-- Description of the task --
Output a single figure: the number of lines in which the word "type" appears.

===== Data section =====

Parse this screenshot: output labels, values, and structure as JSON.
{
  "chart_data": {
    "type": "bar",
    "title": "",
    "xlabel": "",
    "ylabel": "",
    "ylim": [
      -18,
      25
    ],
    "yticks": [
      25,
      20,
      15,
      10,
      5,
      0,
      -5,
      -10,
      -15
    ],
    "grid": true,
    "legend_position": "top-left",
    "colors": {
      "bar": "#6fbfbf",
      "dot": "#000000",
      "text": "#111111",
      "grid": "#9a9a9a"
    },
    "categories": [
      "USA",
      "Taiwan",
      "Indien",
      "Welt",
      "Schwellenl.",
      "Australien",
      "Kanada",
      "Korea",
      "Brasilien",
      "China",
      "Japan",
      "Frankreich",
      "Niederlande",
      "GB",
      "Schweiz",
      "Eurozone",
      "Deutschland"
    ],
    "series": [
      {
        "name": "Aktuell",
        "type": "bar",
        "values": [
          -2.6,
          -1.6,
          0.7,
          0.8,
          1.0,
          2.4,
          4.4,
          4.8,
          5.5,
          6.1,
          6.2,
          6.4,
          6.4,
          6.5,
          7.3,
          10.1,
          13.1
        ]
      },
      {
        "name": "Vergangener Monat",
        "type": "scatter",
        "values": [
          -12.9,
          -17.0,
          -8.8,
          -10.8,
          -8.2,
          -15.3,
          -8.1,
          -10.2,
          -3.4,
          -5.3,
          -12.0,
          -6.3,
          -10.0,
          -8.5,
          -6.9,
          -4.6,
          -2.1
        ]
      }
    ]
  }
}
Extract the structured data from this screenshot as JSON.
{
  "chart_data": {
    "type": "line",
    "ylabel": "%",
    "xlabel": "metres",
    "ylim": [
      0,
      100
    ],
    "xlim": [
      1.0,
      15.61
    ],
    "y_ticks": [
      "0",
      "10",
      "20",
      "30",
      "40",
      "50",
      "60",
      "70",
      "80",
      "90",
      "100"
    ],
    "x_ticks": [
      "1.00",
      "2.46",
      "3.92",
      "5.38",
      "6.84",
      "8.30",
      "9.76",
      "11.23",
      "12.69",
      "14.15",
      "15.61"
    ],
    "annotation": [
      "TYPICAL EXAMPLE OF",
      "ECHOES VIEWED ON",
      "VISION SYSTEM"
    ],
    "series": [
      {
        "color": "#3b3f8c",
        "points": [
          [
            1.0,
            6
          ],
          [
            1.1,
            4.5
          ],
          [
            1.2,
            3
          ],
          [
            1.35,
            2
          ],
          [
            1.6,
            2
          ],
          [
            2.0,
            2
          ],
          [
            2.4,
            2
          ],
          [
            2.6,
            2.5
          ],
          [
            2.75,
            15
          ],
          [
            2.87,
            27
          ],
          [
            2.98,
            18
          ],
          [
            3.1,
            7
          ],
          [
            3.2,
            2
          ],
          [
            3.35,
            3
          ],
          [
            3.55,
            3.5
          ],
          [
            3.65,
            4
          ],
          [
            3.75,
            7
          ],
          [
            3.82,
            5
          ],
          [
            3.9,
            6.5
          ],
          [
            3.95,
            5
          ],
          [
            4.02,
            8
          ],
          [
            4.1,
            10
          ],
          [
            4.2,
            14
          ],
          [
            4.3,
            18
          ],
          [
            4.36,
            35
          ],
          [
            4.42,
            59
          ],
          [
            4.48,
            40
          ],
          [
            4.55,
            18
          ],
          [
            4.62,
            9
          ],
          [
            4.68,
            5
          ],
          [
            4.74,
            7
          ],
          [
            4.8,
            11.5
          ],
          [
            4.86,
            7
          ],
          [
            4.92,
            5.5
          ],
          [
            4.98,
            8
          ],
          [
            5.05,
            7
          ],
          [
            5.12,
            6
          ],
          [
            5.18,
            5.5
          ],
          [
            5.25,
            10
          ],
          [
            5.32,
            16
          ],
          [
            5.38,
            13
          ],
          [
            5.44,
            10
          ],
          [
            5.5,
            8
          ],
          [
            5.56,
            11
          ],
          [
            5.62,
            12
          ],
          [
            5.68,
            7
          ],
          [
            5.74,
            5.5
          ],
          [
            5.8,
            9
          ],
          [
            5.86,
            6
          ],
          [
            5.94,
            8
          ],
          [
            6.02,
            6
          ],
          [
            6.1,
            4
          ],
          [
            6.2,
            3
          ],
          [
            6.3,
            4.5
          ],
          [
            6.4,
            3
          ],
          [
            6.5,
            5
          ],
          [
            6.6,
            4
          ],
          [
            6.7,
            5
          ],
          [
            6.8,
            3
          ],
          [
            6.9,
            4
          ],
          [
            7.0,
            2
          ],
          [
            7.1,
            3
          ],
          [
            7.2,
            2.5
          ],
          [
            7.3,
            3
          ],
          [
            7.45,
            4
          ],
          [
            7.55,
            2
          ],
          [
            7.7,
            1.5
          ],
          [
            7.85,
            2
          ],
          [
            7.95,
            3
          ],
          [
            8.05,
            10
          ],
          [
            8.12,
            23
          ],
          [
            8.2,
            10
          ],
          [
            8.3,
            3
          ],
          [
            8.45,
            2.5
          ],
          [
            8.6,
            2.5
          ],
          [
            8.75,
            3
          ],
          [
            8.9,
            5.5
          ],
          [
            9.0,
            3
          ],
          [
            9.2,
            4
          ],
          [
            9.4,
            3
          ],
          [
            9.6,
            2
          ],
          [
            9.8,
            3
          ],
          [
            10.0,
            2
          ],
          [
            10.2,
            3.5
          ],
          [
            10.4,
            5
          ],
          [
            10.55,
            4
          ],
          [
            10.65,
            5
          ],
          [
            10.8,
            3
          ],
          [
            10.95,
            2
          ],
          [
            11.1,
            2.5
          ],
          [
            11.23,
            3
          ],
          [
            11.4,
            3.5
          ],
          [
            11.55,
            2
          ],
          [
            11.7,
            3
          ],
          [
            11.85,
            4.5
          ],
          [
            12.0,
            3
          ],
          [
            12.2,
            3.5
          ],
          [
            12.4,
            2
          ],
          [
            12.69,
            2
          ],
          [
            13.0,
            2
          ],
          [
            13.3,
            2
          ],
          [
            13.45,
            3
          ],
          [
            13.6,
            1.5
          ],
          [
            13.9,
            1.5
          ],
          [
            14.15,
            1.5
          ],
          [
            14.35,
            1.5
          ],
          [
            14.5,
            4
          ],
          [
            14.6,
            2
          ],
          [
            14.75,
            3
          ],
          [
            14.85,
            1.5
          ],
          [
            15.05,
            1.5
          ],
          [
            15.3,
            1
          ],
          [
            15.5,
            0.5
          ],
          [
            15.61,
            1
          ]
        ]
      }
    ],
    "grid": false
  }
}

=====

-- Exercise output --
4